• **Set problem**
Write out each line exactly as given. Leave the pictures out of your copy.

• **Data rows**
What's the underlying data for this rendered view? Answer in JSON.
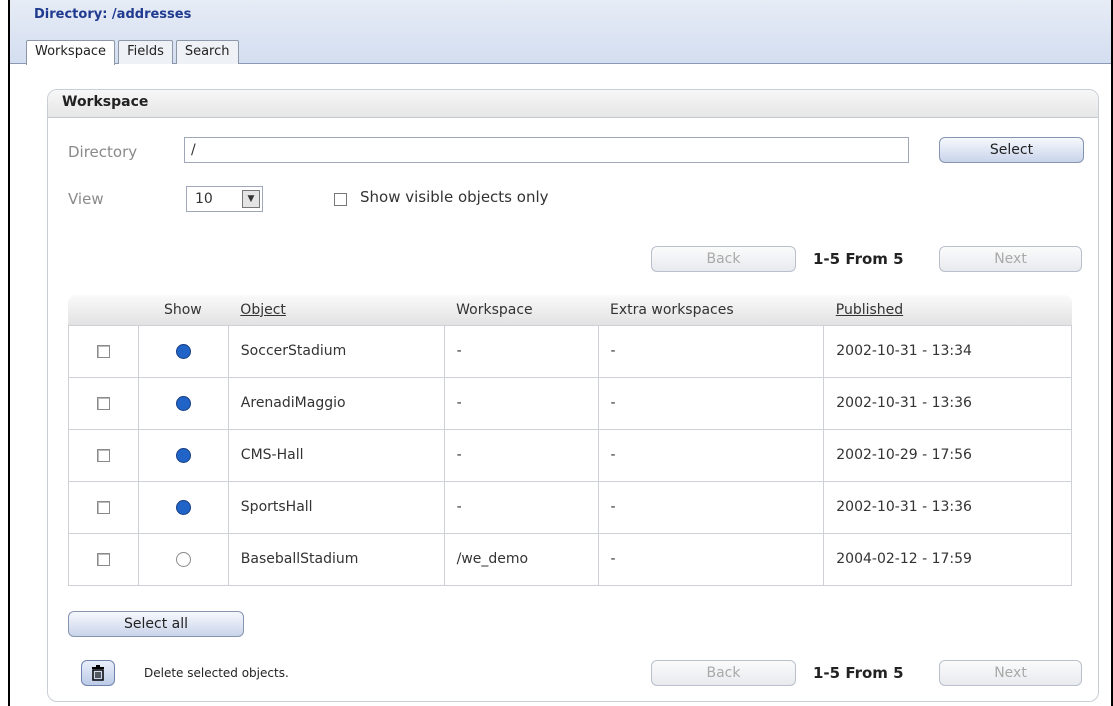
{
  "header": {
    "directory_title": "Directory: /addresses",
    "tabs": [
      {
        "label": "Workspace",
        "active": true
      },
      {
        "label": "Fields",
        "active": false
      },
      {
        "label": "Search",
        "active": false
      }
    ]
  },
  "panel": {
    "title": "Workspace",
    "directory_label": "Directory",
    "directory_value": "/",
    "select_button": "Select",
    "view_label": "View",
    "view_value": "10",
    "show_visible_label": "Show visible objects only"
  },
  "pager": {
    "back": "Back",
    "next": "Next",
    "range": "1-5 From 5"
  },
  "table": {
    "headers": [
      "",
      "Show",
      "Object",
      "Workspace",
      "Extra workspaces",
      "Published"
    ],
    "rows": [
      {
        "show": "visible",
        "object": "SoccerStadium",
        "workspace": "-",
        "extra": "-",
        "published": "2002-10-31 - 13:34"
      },
      {
        "show": "visible",
        "object": "ArenadiMaggio",
        "workspace": "-",
        "extra": "-",
        "published": "2002-10-31 - 13:36"
      },
      {
        "show": "visible",
        "object": "CMS-Hall",
        "workspace": "-",
        "extra": "-",
        "published": "2002-10-29 - 17:56"
      },
      {
        "show": "visible",
        "object": "SportsHall",
        "workspace": "-",
        "extra": "-",
        "published": "2002-10-31 - 13:36"
      },
      {
        "show": "hidden",
        "object": "BaseballStadium",
        "workspace": "/we_demo",
        "extra": "-",
        "published": "2004-02-12 - 17:59"
      }
    ]
  },
  "footer": {
    "select_all": "Select all",
    "trash_icon": "trash-icon",
    "delete_text": "Delete selected objects."
  },
  "colors": {
    "header_bg": "#d3def0",
    "title_blue": "#1f3a8f",
    "dot_visible": "#1f64c6"
  }
}
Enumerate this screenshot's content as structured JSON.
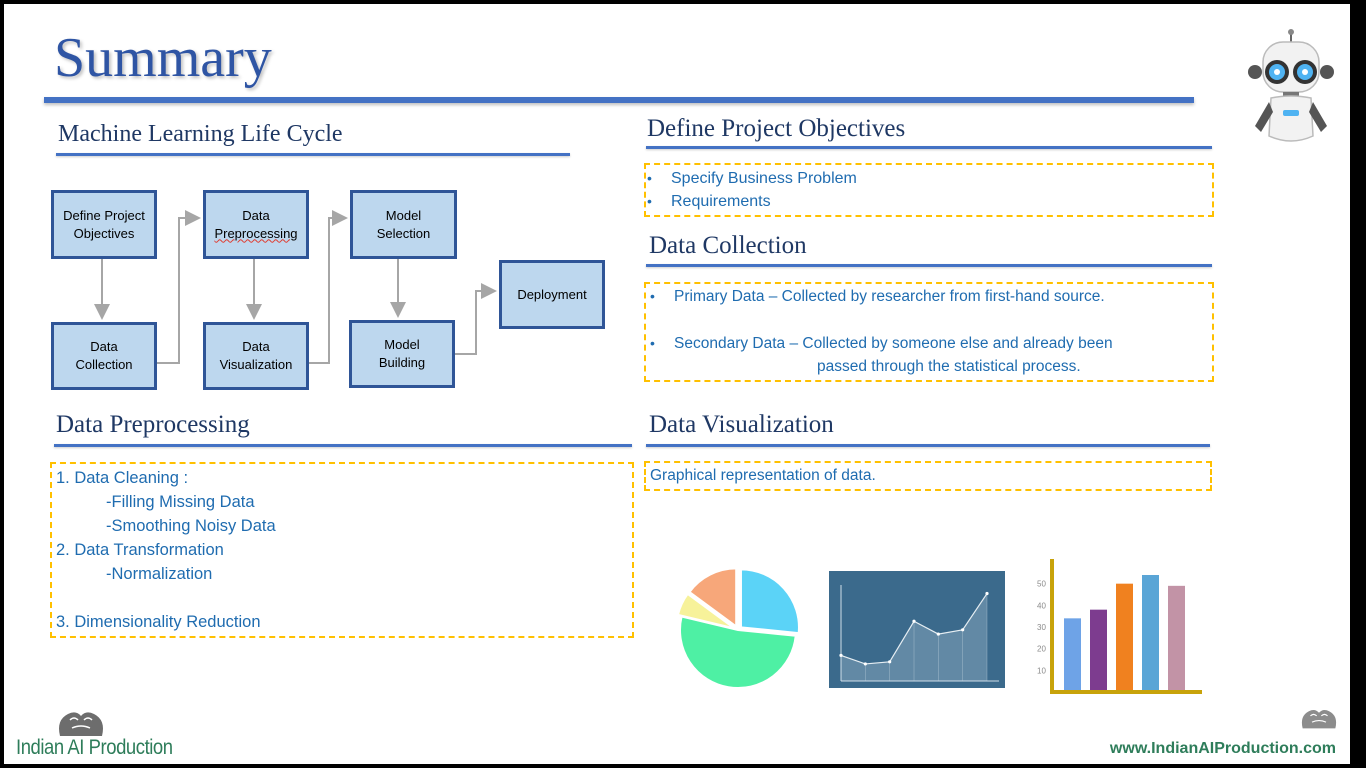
{
  "slide": {
    "title": "Summary",
    "footer_brand": "Indian AI Production",
    "footer_url": "www.IndianAIProduction.com"
  },
  "lifecycle": {
    "heading": "Machine Learning Life Cycle",
    "steps": {
      "define": "Define Project\nObjectives",
      "preprocessing_line1": "Data",
      "preprocessing_line2": "Preprocessing",
      "selection": "Model\nSelection",
      "deployment": "Deployment",
      "collection": "Data\nCollection",
      "visualization": "Data\nVisualization",
      "building": "Model\nBuilding"
    }
  },
  "objectives": {
    "heading": "Define Project Objectives",
    "items": [
      "Specify Business Problem",
      "Requirements"
    ]
  },
  "collection": {
    "heading": "Data Collection",
    "primary": "Primary Data – Collected by researcher from  first-hand source.",
    "secondary_line1": "Secondary Data – Collected by someone else and already been",
    "secondary_line2": "passed through the statistical process."
  },
  "preprocessing": {
    "heading": "Data Preprocessing",
    "lines": [
      "1.   Data Cleaning :",
      "-Filling Missing Data",
      "-Smoothing Noisy Data",
      "2.   Data Transformation",
      "-Normalization",
      "3.   Dimensionality Reduction"
    ]
  },
  "visualization": {
    "heading": "Data Visualization",
    "description": "Graphical representation of data."
  },
  "chart_data": [
    {
      "type": "pie",
      "values": [
        25,
        49,
        6,
        14
      ],
      "colors": [
        "#5bd3f7",
        "#4ef0a4",
        "#f7f29a",
        "#f7a77a"
      ]
    },
    {
      "type": "area",
      "values": [
        12,
        8,
        9,
        28,
        22,
        24,
        41
      ],
      "colors": [
        "#3b6a8c",
        "#d9e6ee"
      ]
    },
    {
      "type": "bar",
      "ticks": [
        "10",
        "20",
        "30",
        "40",
        "50"
      ],
      "values": [
        34,
        38,
        50,
        54,
        49
      ],
      "ylim": [
        0,
        60
      ],
      "colors": [
        "#6ea3e7",
        "#7d3c8f",
        "#f0811f",
        "#5aa5d6",
        "#c293a6"
      ]
    }
  ],
  "icons": {
    "robot": "robot-mascot-icon",
    "brand_logo": "brain-head-logo-icon"
  }
}
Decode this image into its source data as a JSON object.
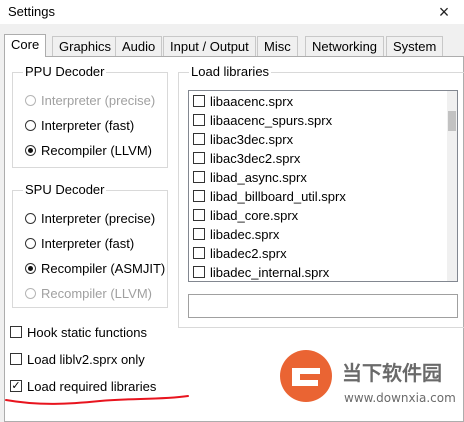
{
  "window": {
    "title": "Settings",
    "close_glyph": "×"
  },
  "tabs": [
    "Core",
    "Graphics",
    "Audio",
    "Input / Output",
    "Misc",
    "Networking",
    "System"
  ],
  "ppu": {
    "legend": "PPU Decoder",
    "options": [
      {
        "label": "Interpreter (precise)",
        "checked": false,
        "disabled": true
      },
      {
        "label": "Interpreter (fast)",
        "checked": false,
        "disabled": false
      },
      {
        "label": "Recompiler (LLVM)",
        "checked": true,
        "disabled": false
      }
    ]
  },
  "spu": {
    "legend": "SPU Decoder",
    "options": [
      {
        "label": "Interpreter (precise)",
        "checked": false,
        "disabled": false
      },
      {
        "label": "Interpreter (fast)",
        "checked": false,
        "disabled": false
      },
      {
        "label": "Recompiler (ASMJIT)",
        "checked": true,
        "disabled": false
      },
      {
        "label": "Recompiler (LLVM)",
        "checked": false,
        "disabled": true
      }
    ]
  },
  "libraries": {
    "legend": "Load libraries",
    "items": [
      "libaacenc.sprx",
      "libaacenc_spurs.sprx",
      "libac3dec.sprx",
      "libac3dec2.sprx",
      "libad_async.sprx",
      "libad_billboard_util.sprx",
      "libad_core.sprx",
      "libadec.sprx",
      "libadec2.sprx",
      "libadec_internal.sprx"
    ],
    "filter_value": ""
  },
  "checks": [
    {
      "label": "Hook static functions",
      "checked": false
    },
    {
      "label": "Load liblv2.sprx only",
      "checked": false
    },
    {
      "label": "Load required libraries",
      "checked": true
    }
  ],
  "watermark": {
    "brand": "当下软件园",
    "url": "www.downxia.com"
  },
  "colors": {
    "annotation_red": "#e8141e",
    "watermark_orange": "#e8541e"
  },
  "icons": {
    "close": "close-icon",
    "checkmark": "checkmark-icon"
  }
}
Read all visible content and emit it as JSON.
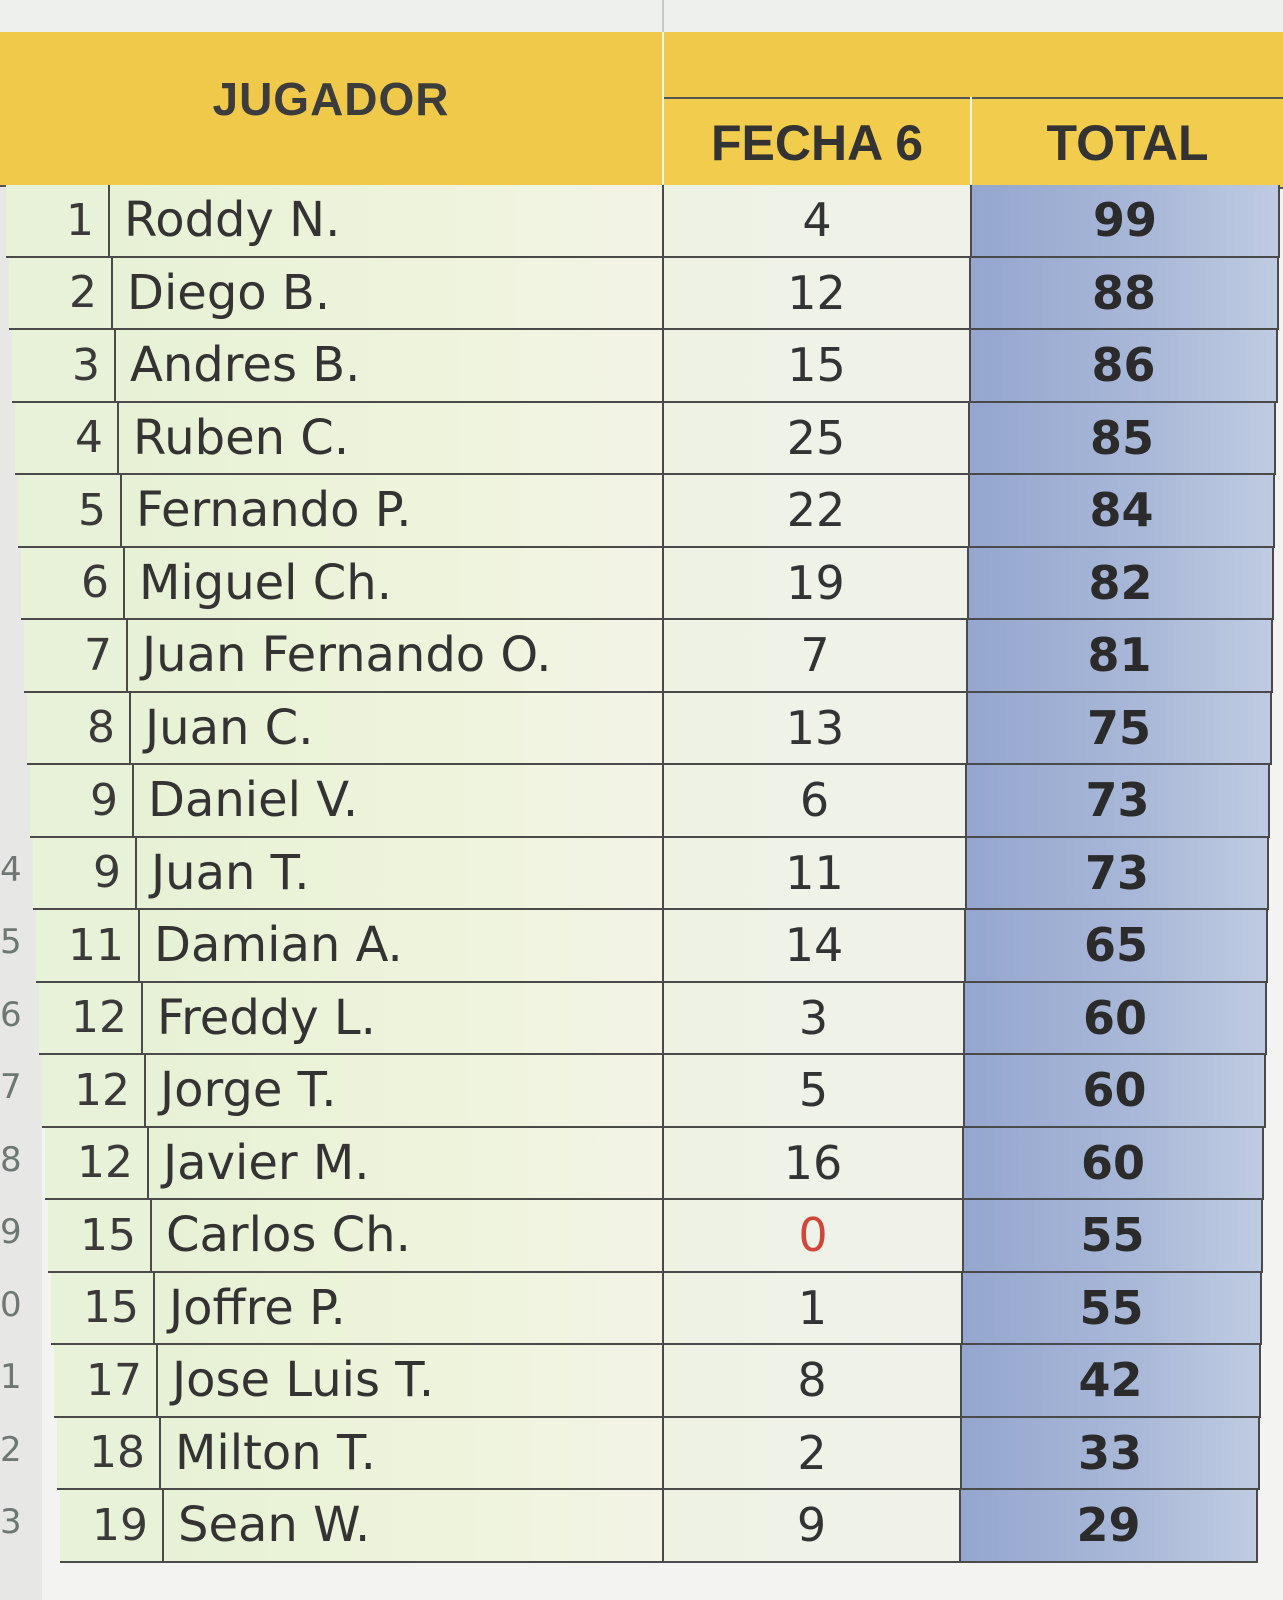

• **Expected answer**
What's the underlying data for this rendered view? Answer in JSON.
{
  "header": {
    "directory_title": "Directory: /addresses",
    "tabs": [
      {
        "label": "Workspace",
        "active": true
      },
      {
        "label": "Fields",
        "active": false
      },
      {
        "label": "Search",
        "active": false
      }
    ]
  },
  "panel": {
    "title": "Workspace",
    "directory_label": "Directory",
    "directory_value": "/",
    "select_button": "Select",
    "view_label": "View",
    "view_value": "10",
    "show_visible_label": "Show visible objects only"
  },
  "pager": {
    "back": "Back",
    "next": "Next",
    "range": "1-5 From 5"
  },
  "table": {
    "headers": [
      "",
      "Show",
      "Object",
      "Workspace",
      "Extra workspaces",
      "Published"
    ],
    "rows": [
      {
        "show": "visible",
        "object": "SoccerStadium",
        "workspace": "-",
        "extra": "-",
        "published": "2002-10-31 - 13:34"
      },
      {
        "show": "visible",
        "object": "ArenadiMaggio",
        "workspace": "-",
        "extra": "-",
        "published": "2002-10-31 - 13:36"
      },
      {
        "show": "visible",
        "object": "CMS-Hall",
        "workspace": "-",
        "extra": "-",
        "published": "2002-10-29 - 17:56"
      },
      {
        "show": "visible",
        "object": "SportsHall",
        "workspace": "-",
        "extra": "-",
        "published": "2002-10-31 - 13:36"
      },
      {
        "show": "hidden",
        "object": "BaseballStadium",
        "workspace": "/we_demo",
        "extra": "-",
        "published": "2004-02-12 - 17:59"
      }
    ]
  },
  "footer": {
    "select_all": "Select all",
    "trash_icon": "trash-icon",
    "delete_text": "Delete selected objects."
  },
  "colors": {
    "header_bg": "#d3def0",
    "title_blue": "#1f3a8f",
    "dot_visible": "#1f64c6"
  }
}
Enumerate this screenshot's content as structured JSON.
{
  "slide": {
    "title": "Summary",
    "footer_brand": "Indian AI Production",
    "footer_url": "www.IndianAIProduction.com"
  },
  "lifecycle": {
    "heading": "Machine Learning Life Cycle",
    "steps": {
      "define": "Define Project\nObjectives",
      "preprocessing_line1": "Data",
      "preprocessing_line2": "Preprocessing",
      "selection": "Model\nSelection",
      "deployment": "Deployment",
      "collection": "Data\nCollection",
      "visualization": "Data\nVisualization",
      "building": "Model\nBuilding"
    }
  },
  "objectives": {
    "heading": "Define Project Objectives",
    "items": [
      "Specify Business Problem",
      "Requirements"
    ]
  },
  "collection": {
    "heading": "Data Collection",
    "primary": "Primary Data – Collected by researcher from  first-hand source.",
    "secondary_line1": "Secondary Data – Collected by someone else and already been",
    "secondary_line2": "passed through the statistical process."
  },
  "preprocessing": {
    "heading": "Data Preprocessing",
    "lines": [
      "1.   Data Cleaning :",
      "-Filling Missing Data",
      "-Smoothing Noisy Data",
      "2.   Data Transformation",
      "-Normalization",
      "3.   Dimensionality Reduction"
    ]
  },
  "visualization": {
    "heading": "Data Visualization",
    "description": "Graphical representation of data."
  },
  "chart_data": [
    {
      "type": "pie",
      "values": [
        25,
        49,
        6,
        14
      ],
      "colors": [
        "#5bd3f7",
        "#4ef0a4",
        "#f7f29a",
        "#f7a77a"
      ]
    },
    {
      "type": "area",
      "values": [
        12,
        8,
        9,
        28,
        22,
        24,
        41
      ],
      "colors": [
        "#3b6a8c",
        "#d9e6ee"
      ]
    },
    {
      "type": "bar",
      "ticks": [
        "10",
        "20",
        "30",
        "40",
        "50"
      ],
      "values": [
        34,
        38,
        50,
        54,
        49
      ],
      "ylim": [
        0,
        60
      ],
      "colors": [
        "#6ea3e7",
        "#7d3c8f",
        "#f0811f",
        "#5aa5d6",
        "#c293a6"
      ]
    }
  ],
  "icons": {
    "robot": "robot-mascot-icon",
    "brand_logo": "brain-head-logo-icon"
  }
}
Decode this image into its source data as a JSON object.
{
  "window": {
    "title": "Settings",
    "close_glyph": "×"
  },
  "tabs": [
    "Core",
    "Graphics",
    "Audio",
    "Input / Output",
    "Misc",
    "Networking",
    "System"
  ],
  "ppu": {
    "legend": "PPU Decoder",
    "options": [
      {
        "label": "Interpreter (precise)",
        "checked": false,
        "disabled": true
      },
      {
        "label": "Interpreter (fast)",
        "checked": false,
        "disabled": false
      },
      {
        "label": "Recompiler (LLVM)",
        "checked": true,
        "disabled": false
      }
    ]
  },
  "spu": {
    "legend": "SPU Decoder",
    "options": [
      {
        "label": "Interpreter (precise)",
        "checked": false,
        "disabled": false
      },
      {
        "label": "Interpreter (fast)",
        "checked": false,
        "disabled": false
      },
      {
        "label": "Recompiler (ASMJIT)",
        "checked": true,
        "disabled": false
      },
      {
        "label": "Recompiler (LLVM)",
        "checked": false,
        "disabled": true
      }
    ]
  },
  "libraries": {
    "legend": "Load libraries",
    "items": [
      "libaacenc.sprx",
      "libaacenc_spurs.sprx",
      "libac3dec.sprx",
      "libac3dec2.sprx",
      "libad_async.sprx",
      "libad_billboard_util.sprx",
      "libad_core.sprx",
      "libadec.sprx",
      "libadec2.sprx",
      "libadec_internal.sprx"
    ],
    "filter_value": ""
  },
  "checks": [
    {
      "label": "Hook static functions",
      "checked": false
    },
    {
      "label": "Load liblv2.sprx only",
      "checked": false
    },
    {
      "label": "Load required libraries",
      "checked": true
    }
  ],
  "watermark": {
    "brand": "当下软件园",
    "url": "www.downxia.com"
  },
  "colors": {
    "annotation_red": "#e8141e",
    "watermark_orange": "#e8541e"
  },
  "icons": {
    "close": "close-icon",
    "checkmark": "checkmark-icon"
  }
}
Read all visible content and emit it as JSON.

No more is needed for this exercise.